** START Dataset records **
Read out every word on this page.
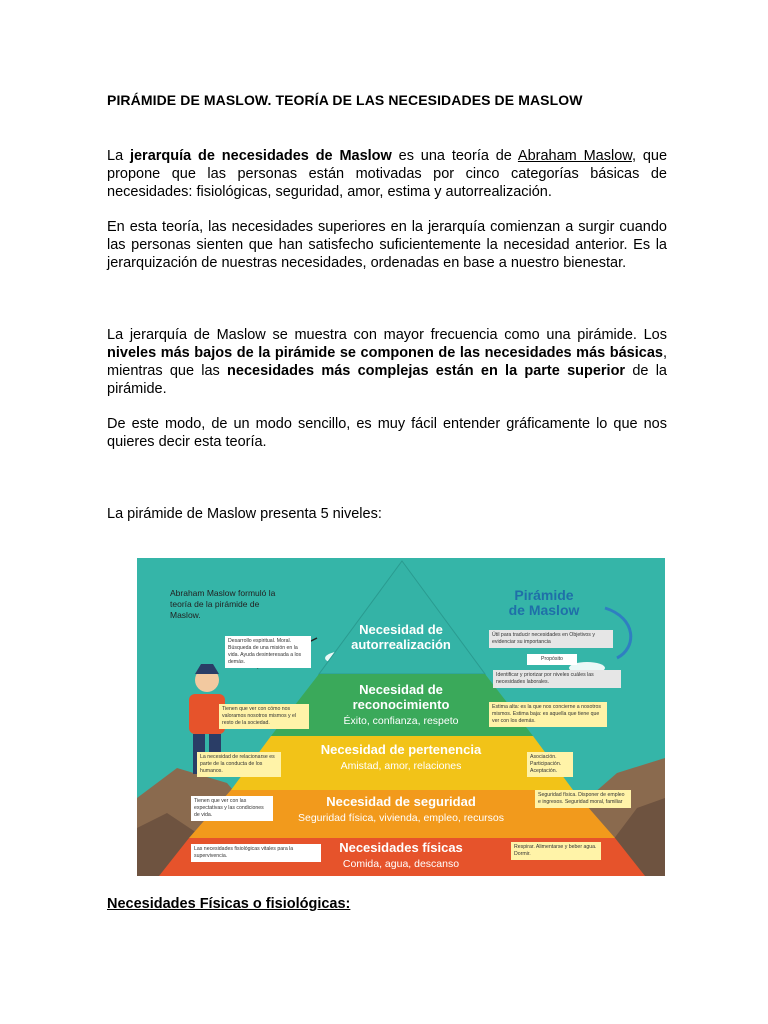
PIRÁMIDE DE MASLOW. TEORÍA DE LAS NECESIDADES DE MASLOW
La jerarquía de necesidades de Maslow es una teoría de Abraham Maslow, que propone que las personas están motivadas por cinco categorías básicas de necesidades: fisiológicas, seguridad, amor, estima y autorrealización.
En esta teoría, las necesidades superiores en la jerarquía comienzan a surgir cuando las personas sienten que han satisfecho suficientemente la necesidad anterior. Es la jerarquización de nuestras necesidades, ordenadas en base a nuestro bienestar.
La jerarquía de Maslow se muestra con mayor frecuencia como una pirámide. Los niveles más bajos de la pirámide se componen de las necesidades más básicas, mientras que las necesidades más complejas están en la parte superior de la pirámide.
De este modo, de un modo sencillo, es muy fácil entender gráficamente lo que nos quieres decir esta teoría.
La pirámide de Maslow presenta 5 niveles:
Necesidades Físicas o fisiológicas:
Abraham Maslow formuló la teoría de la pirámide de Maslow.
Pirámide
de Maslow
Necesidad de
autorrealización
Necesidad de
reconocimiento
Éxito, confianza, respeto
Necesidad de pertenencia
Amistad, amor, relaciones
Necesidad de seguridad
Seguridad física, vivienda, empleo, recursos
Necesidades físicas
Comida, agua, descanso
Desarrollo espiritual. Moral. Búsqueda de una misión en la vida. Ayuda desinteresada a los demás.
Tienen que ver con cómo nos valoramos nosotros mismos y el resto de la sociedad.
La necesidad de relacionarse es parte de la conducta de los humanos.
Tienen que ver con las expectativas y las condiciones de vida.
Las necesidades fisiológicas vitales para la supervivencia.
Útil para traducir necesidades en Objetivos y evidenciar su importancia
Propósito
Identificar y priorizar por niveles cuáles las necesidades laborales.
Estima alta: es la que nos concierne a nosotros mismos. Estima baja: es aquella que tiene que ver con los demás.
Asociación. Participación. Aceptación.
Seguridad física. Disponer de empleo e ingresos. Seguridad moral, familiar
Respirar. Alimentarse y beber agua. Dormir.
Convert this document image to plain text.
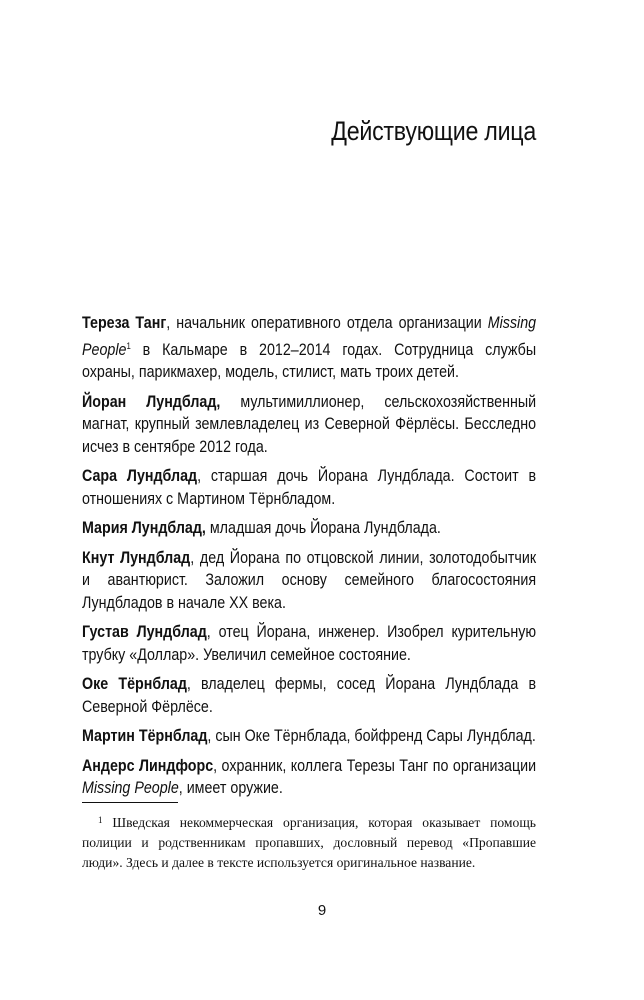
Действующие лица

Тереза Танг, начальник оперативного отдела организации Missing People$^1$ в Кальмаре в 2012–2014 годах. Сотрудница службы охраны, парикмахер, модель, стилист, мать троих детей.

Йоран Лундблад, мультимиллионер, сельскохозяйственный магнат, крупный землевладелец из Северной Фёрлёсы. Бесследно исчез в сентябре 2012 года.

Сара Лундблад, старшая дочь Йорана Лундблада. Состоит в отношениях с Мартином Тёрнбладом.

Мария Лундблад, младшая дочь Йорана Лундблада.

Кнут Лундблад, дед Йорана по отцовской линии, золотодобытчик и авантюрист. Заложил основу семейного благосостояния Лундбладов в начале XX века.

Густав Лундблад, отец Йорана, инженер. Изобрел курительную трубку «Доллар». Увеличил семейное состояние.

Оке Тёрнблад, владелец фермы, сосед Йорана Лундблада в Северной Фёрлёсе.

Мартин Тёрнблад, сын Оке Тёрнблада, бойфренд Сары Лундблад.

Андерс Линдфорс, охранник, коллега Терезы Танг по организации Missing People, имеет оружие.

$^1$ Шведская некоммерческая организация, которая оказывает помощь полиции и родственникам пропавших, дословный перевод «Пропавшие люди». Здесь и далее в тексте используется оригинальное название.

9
** END Dataset records **
> **Instructions to follow**:
Identify every line holding the word "están" and copy it out.

> **Result**:
La jerarquía de necesidades de Maslow es una teoría de Abraham Maslow, que propone que las personas están motivadas por cinco categorías básicas de necesidades: fisiológicas, seguridad, amor, estima y autorrealización.
La jerarquía de Maslow se muestra con mayor frecuencia como una pirámide. Los niveles más bajos de la pirámide se componen de las necesidades más básicas, mientras que las necesidades más complejas están en la parte superior de la pirámide.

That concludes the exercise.